#### DIRECTION
Scan the following material for the string "that" and copy each line in which it appears.

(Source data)
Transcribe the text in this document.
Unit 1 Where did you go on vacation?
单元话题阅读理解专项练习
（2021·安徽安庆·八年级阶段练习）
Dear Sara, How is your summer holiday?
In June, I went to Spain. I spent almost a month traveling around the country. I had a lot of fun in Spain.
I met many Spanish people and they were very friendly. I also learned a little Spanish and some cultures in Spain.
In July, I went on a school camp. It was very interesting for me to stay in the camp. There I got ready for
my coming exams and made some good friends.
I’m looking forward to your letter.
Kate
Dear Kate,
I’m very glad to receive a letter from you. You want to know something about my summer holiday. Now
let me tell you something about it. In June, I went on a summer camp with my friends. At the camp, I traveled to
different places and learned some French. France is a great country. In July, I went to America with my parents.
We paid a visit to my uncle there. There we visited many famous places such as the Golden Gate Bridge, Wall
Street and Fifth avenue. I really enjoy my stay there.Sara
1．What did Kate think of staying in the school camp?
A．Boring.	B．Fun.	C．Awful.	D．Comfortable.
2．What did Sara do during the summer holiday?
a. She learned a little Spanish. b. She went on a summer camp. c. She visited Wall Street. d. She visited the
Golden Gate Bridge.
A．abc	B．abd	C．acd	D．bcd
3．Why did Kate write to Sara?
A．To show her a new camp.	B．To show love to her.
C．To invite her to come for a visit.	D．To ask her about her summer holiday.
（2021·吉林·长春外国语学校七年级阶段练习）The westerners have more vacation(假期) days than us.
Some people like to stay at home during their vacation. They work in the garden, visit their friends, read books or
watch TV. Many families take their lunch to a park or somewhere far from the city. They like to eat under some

...

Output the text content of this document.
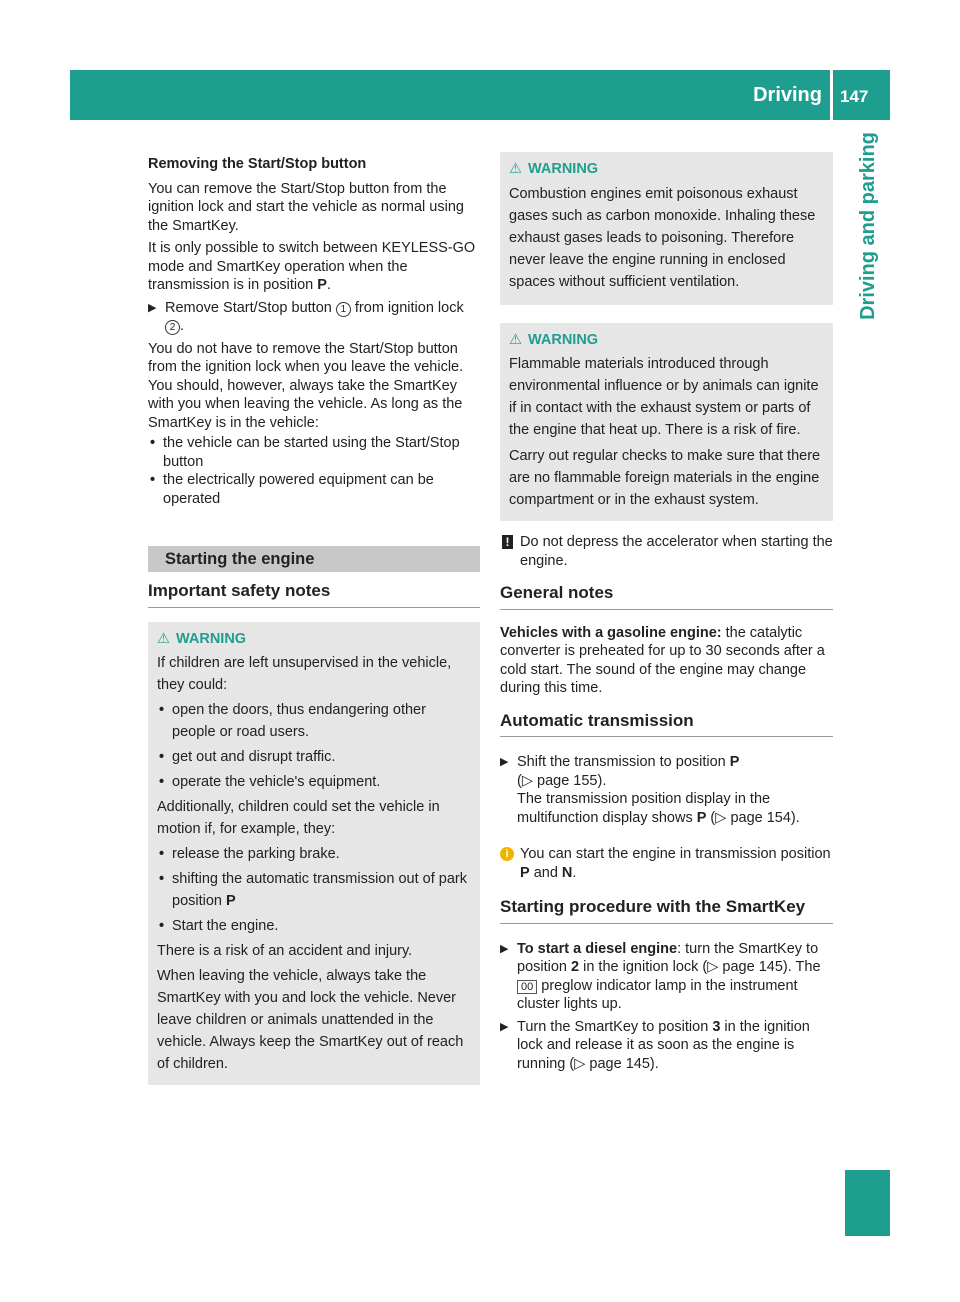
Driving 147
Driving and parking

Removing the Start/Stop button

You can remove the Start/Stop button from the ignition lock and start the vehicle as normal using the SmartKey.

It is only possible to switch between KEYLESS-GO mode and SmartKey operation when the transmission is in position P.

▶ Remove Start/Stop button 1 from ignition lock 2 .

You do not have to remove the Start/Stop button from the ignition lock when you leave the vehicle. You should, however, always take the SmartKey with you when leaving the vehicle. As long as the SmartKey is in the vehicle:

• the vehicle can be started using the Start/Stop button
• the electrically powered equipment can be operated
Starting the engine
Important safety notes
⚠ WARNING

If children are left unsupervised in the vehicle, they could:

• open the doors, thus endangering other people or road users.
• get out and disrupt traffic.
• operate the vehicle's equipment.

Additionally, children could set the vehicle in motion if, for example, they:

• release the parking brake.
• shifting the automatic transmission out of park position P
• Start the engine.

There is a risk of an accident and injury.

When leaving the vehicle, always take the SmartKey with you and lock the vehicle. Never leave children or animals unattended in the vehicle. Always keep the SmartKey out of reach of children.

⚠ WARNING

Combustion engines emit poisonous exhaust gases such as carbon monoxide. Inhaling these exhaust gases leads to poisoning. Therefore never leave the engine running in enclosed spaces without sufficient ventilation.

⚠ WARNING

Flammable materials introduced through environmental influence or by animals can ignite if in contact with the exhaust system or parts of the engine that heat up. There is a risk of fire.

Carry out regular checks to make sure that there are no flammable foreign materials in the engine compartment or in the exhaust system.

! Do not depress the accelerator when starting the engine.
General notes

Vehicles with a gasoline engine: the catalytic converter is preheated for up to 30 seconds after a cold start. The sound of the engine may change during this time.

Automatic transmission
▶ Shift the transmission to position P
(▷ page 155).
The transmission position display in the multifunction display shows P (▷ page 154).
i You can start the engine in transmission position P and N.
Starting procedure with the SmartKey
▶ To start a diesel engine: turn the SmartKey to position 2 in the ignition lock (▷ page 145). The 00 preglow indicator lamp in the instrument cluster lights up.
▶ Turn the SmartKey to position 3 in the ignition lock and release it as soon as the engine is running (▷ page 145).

#### THE ANSWER
Flammable materials introduced through environmental influence or by animals can ignite if in contact with the exhaust system or parts of the engine that heat up. There is a risk of fire.
Carry out regular checks to make sure that there are no flammable foreign materials in the engine compartment or in the exhaust system.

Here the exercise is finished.